━━━ Provided data ━━━
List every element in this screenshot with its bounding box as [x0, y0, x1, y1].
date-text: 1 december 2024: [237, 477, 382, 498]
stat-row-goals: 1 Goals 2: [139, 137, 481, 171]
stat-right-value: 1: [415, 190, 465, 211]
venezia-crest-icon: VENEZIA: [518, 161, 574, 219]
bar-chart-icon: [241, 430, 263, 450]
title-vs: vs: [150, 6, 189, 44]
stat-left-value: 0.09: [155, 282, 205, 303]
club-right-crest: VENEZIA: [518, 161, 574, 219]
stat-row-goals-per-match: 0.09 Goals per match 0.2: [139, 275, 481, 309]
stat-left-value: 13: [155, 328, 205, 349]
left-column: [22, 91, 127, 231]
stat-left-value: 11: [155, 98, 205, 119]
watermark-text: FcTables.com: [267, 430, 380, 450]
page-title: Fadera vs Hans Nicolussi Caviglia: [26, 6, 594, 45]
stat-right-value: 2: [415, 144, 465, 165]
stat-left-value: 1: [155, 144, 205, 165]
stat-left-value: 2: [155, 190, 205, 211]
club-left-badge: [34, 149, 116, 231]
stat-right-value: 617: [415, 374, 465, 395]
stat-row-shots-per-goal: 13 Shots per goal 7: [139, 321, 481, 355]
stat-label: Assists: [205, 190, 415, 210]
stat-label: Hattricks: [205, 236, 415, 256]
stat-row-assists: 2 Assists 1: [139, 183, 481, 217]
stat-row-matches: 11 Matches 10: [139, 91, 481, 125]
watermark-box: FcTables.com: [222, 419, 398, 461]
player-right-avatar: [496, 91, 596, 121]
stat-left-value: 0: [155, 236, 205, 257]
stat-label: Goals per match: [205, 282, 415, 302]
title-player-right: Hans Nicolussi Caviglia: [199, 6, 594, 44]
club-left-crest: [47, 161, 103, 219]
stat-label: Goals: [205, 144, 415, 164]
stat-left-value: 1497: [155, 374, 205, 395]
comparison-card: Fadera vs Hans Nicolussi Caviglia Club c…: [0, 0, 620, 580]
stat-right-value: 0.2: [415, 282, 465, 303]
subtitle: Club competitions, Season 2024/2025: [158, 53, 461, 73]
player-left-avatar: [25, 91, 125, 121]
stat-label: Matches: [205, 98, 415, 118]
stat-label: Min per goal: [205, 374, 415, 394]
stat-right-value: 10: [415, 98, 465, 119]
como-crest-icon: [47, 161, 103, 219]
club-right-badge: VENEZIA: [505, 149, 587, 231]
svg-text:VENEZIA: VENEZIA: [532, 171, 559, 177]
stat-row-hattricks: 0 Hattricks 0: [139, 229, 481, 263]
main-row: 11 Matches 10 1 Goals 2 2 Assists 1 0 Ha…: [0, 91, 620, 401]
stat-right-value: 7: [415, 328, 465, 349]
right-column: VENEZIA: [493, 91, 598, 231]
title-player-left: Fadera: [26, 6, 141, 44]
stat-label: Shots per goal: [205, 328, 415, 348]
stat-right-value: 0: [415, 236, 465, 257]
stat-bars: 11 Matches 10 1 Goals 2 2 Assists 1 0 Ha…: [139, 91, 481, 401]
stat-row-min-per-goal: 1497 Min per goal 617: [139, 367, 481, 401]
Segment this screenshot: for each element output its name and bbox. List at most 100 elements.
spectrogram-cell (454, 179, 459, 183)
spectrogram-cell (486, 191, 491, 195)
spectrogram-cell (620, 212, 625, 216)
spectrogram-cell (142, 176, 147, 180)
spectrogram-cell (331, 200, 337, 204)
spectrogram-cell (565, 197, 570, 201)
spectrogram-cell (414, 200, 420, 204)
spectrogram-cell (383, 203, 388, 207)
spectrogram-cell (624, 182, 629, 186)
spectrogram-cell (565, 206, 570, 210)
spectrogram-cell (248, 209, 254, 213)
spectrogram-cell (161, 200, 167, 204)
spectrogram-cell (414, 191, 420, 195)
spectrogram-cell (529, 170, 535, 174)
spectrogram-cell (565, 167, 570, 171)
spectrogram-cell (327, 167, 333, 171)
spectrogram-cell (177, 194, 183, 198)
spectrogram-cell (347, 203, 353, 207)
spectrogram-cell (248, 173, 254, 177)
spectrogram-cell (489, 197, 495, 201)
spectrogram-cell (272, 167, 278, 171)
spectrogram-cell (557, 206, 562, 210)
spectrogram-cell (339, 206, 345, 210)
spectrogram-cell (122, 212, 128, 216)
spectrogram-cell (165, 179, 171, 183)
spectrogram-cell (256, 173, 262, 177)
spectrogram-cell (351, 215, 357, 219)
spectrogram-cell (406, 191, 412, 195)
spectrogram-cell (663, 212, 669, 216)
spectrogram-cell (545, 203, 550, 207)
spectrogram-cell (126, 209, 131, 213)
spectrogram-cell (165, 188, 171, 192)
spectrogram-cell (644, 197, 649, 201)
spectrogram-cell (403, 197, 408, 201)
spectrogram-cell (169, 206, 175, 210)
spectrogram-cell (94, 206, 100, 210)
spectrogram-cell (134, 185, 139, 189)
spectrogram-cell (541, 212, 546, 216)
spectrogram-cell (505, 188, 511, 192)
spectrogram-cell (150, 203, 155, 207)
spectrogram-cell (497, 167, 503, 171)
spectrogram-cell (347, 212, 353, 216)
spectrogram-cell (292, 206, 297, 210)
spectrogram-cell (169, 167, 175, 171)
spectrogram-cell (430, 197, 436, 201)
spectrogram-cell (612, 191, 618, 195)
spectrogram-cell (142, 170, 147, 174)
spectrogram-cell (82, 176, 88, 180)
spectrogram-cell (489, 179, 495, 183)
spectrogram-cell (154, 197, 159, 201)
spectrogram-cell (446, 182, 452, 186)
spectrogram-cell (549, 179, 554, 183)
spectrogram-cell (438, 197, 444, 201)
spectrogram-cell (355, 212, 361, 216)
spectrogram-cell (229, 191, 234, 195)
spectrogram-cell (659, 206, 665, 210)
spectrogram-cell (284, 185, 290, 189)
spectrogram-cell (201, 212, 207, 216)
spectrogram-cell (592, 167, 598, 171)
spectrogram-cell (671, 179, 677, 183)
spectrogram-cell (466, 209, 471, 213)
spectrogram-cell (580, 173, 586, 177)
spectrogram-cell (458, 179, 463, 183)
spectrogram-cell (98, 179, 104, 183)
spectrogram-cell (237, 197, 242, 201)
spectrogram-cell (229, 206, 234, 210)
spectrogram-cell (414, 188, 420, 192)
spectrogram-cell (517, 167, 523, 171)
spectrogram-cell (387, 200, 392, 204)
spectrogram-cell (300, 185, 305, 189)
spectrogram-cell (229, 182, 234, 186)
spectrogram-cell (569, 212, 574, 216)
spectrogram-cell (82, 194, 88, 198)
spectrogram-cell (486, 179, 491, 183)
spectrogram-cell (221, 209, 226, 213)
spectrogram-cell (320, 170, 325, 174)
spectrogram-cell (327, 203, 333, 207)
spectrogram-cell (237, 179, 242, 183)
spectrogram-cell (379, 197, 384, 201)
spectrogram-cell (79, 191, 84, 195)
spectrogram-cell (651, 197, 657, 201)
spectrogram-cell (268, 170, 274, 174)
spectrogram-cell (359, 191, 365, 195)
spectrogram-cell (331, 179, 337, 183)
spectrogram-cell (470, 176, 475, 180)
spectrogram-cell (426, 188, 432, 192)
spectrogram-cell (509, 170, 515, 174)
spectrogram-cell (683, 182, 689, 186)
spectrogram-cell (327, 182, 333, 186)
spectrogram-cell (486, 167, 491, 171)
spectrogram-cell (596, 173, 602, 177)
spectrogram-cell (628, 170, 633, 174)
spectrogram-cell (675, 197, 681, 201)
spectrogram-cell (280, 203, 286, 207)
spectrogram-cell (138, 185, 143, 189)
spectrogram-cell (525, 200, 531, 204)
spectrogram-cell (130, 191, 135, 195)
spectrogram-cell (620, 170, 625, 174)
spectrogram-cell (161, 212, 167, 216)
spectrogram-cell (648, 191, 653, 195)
━━━
**Given instruction**
Count how many lines in the rows above contain the string "FcTables". Reply with the number alone.

**Solution to this task**
2